*Data excerpts*
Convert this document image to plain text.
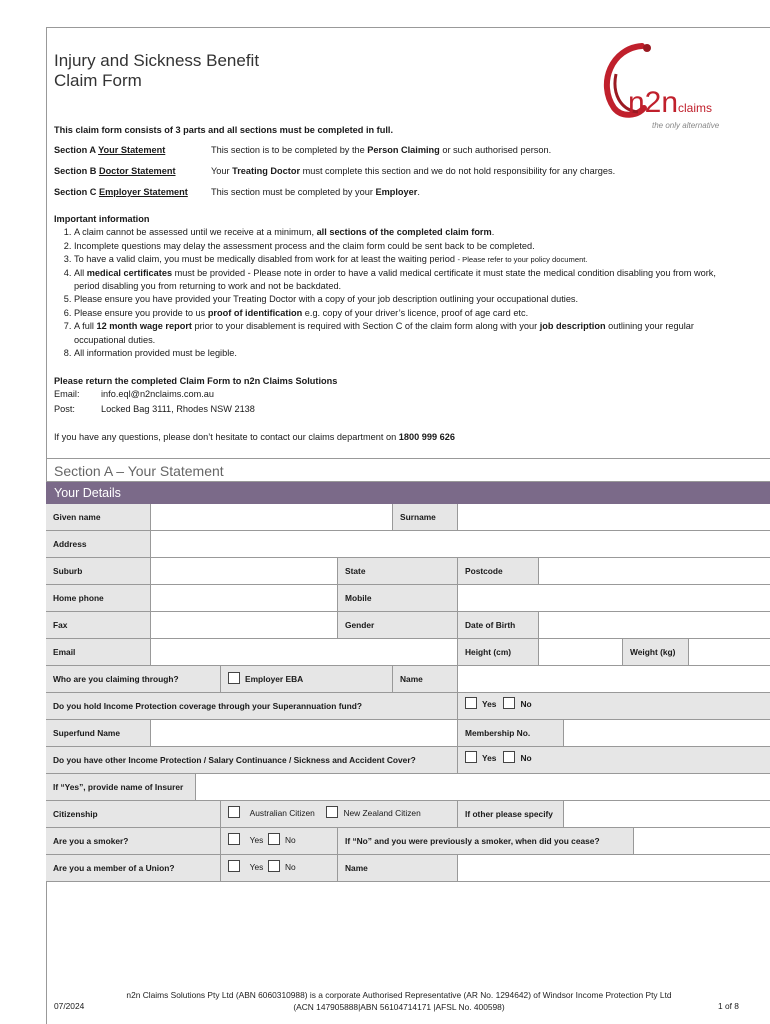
Injury and Sickness Benefit
Claim Form
n2n claims
the only alternative
This claim form consists of 3 parts and all sections must be completed in full.
Section A Your Statement	This section is to be completed by the Person Claiming or such authorised person.
Section B Doctor Statement	Your Treating Doctor must complete this section and we do not hold responsibility for any charges.
Section C Employer Statement	This section must be completed by your Employer.
Important information
1. A claim cannot be assessed until we receive at a minimum, all sections of the completed claim form.
2. Incomplete questions may delay the assessment process and the claim form could be sent back to be completed.
3. To have a valid claim, you must be medically disabled from work for at least the waiting period - Please refer to your policy document.
4. All medical certificates must be provided - Please note in order to have a valid medical certificate it must state the medical condition disabling you from work, period disabling you from returning to work and not be backdated.
5. Please ensure you have provided your Treating Doctor with a copy of your job description outlining your occupational duties.
6. Please ensure you provide to us proof of identification e.g. copy of your driver’s licence, proof of age card etc.
7. A full 12 month wage report prior to your disablement is required with Section C of the claim form along with your job description outlining your regular occupational duties.
8. All information provided must be legible.
Please return the completed Claim Form to n2n Claims Solutions
Email: info.eql@n2nclaims.com.au
Post:	Locked Bag 3111, Rhodes NSW 2138
If you have any questions, please don’t hesitate to contact our claims department on 1800 999 626
Section A – Your Statement
Your Details
Given name	Surname
Address
Suburb	State	Postcode
Home phone	Mobile
Fax	Gender	Date of Birth
Email	Height (cm)	Weight (kg)
Who are you claiming through?	Employer EBA	Name
Do you hold Income Protection coverage through your Superannuation fund?	Yes	No
Superfund Name	Membership No.
Do you have other Income Protection / Salary Continuance / Sickness and Accident Cover?	Yes	No
If “Yes”, provide name of Insurer
Citizenship	Australian Citizen	New Zealand Citizen	If other please specify
Are you a smoker?	Yes	No	If “No” and you were previously a smoker, when did you cease?
Are you a member of a Union?	Yes	No	Name
n2n Claims Solutions Pty Ltd (ABN 6060310988) is a corporate Authorised Representative (AR No. 1294642) of Windsor Income Protection Pty Ltd
(ACN 147905888|ABN 56104714171 |AFSL No. 400598)
07/2024	1 of 8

*Task details*
Say only how many lines in the records carry the word "full".

*The output*
2